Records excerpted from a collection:
____________
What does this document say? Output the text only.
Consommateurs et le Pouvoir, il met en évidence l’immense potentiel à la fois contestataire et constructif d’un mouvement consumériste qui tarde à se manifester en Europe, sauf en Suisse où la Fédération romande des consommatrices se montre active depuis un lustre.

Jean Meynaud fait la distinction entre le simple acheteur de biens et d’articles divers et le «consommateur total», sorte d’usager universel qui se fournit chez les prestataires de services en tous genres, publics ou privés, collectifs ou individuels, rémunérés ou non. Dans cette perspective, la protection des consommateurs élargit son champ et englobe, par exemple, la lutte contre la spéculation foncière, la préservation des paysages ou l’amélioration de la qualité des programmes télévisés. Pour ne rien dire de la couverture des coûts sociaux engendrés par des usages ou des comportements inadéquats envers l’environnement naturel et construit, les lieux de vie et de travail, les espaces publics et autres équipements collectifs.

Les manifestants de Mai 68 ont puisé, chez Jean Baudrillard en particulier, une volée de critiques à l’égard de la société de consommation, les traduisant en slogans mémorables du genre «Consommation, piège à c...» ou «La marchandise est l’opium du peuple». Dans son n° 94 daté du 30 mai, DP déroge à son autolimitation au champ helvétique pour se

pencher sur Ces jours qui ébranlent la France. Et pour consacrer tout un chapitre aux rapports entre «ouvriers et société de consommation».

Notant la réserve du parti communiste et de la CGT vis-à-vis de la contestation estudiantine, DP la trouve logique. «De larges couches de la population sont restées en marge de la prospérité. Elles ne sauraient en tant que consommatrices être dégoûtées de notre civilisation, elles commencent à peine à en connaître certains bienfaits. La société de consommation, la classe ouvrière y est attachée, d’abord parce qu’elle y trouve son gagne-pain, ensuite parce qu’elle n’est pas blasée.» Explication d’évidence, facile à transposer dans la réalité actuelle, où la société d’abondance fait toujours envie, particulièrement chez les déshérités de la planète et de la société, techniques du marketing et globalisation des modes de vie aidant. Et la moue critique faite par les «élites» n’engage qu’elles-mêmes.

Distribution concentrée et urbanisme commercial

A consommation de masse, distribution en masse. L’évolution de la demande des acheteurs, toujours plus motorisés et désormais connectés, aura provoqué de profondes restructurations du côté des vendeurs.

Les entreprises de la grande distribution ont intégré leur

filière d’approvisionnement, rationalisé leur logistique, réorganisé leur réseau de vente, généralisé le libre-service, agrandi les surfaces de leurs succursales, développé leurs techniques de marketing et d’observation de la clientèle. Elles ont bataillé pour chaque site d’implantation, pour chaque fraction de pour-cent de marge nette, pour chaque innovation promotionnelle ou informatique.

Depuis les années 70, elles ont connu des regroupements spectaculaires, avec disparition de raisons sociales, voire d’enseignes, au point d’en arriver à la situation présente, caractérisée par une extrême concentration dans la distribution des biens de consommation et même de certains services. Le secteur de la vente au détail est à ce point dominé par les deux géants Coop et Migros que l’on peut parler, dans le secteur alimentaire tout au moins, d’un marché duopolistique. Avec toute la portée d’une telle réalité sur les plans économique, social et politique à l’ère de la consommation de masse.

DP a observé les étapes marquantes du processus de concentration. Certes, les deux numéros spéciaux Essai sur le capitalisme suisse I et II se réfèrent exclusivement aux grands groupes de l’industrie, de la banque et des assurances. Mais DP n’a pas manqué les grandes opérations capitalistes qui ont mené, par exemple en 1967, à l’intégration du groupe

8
____________
# EXERCISE
Set all of the records down again, exactly as they stand.

# EXERCISE ANSWER
What does this document say? Output the text only.
Consommateurs et le Pouvoir, il met en évidence l’immense potentiel à la fois contestataire et constructif d’un mouvement consumériste qui tarde à se manifester en Europe, sauf en Suisse où la Fédération romande des consommatrices se montre active depuis un lustre.

Jean Meynaud fait la distinction entre le simple acheteur de biens et d’articles divers et le «consommateur total», sorte d’usager universel qui se fournit chez les prestataires de services en tous genres, publics ou privés, collectifs ou individuels, rémunérés ou non. Dans cette perspective, la protection des consommateurs élargit son champ et englobe, par exemple, la lutte contre la spéculation foncière, la préservation des paysages ou l’amélioration de la qualité des programmes télévisés. Pour ne rien dire de la couverture des coûts sociaux engendrés par des usages ou des comportements inadéquats envers l’environnement naturel et construit, les lieux de vie et de travail, les espaces publics et autres équipements collectifs.

Les manifestants de Mai 68 ont puisé, chez Jean Baudrillard en particulier, une volée de critiques à l’égard de la société de consommation, les traduisant en slogans mémorables du genre «Consommation, piège à c...» ou «La marchandise est l’opium du peuple». Dans son n° 94 daté du 30 mai, DP déroge à son autolimitation au champ helvétique pour se

pencher sur Ces jours qui ébranlent la France. Et pour consacrer tout un chapitre aux rapports entre «ouvriers et société de consommation».

Notant la réserve du parti communiste et de la CGT vis-à-vis de la contestation estudiantine, DP la trouve logique. «De larges couches de la population sont restées en marge de la prospérité. Elles ne sauraient en tant que consommatrices être dégoûtées de notre civilisation, elles commencent à peine à en connaître certains bienfaits. La société de consommation, la classe ouvrière y est attachée, d’abord parce qu’elle y trouve son gagne-pain, ensuite parce qu’elle n’est pas blasée.» Explication d’évidence, facile à transposer dans la réalité actuelle, où la société d’abondance fait toujours envie, particulièrement chez les déshérités de la planète et de la société, techniques du marketing et globalisation des modes de vie aidant. Et la moue critique faite par les «élites» n’engage qu’elles-mêmes.

Distribution concentrée et urbanisme commercial

A consommation de masse, distribution en masse. L’évolution de la demande des acheteurs, toujours plus motorisés et désormais connectés, aura provoqué de profondes restructurations du côté des vendeurs.

Les entreprises de la grande distribution ont intégré leur

filière d’approvisionnement, rationalisé leur logistique, réorganisé leur réseau de vente, généralisé le libre-service, agrandi les surfaces de leurs succursales, développé leurs techniques de marketing et d’observation de la clientèle. Elles ont bataillé pour chaque site d’implantation, pour chaque fraction de pour-cent de marge nette, pour chaque innovation promotionnelle ou informatique.

Depuis les années 70, elles ont connu des regroupements spectaculaires, avec disparition de raisons sociales, voire d’enseignes, au point d’en arriver à la situation présente, caractérisée par une extrême concentration dans la distribution des biens de consommation et même de certains services. Le secteur de la vente au détail est à ce point dominé par les deux géants Coop et Migros que l’on peut parler, dans le secteur alimentaire tout au moins, d’un marché duopolistique. Avec toute la portée d’une telle réalité sur les plans économique, social et politique à l’ère de la consommation de masse.

DP a observé les étapes marquantes du processus de concentration. Certes, les deux numéros spéciaux Essai sur le capitalisme suisse I et II se réfèrent exclusivement aux grands groupes de l’industrie, de la banque et des assurances. Mais DP n’a pas manqué les grandes opérations capitalistes qui ont mené, par exemple en 1967, à l’intégration du groupe

8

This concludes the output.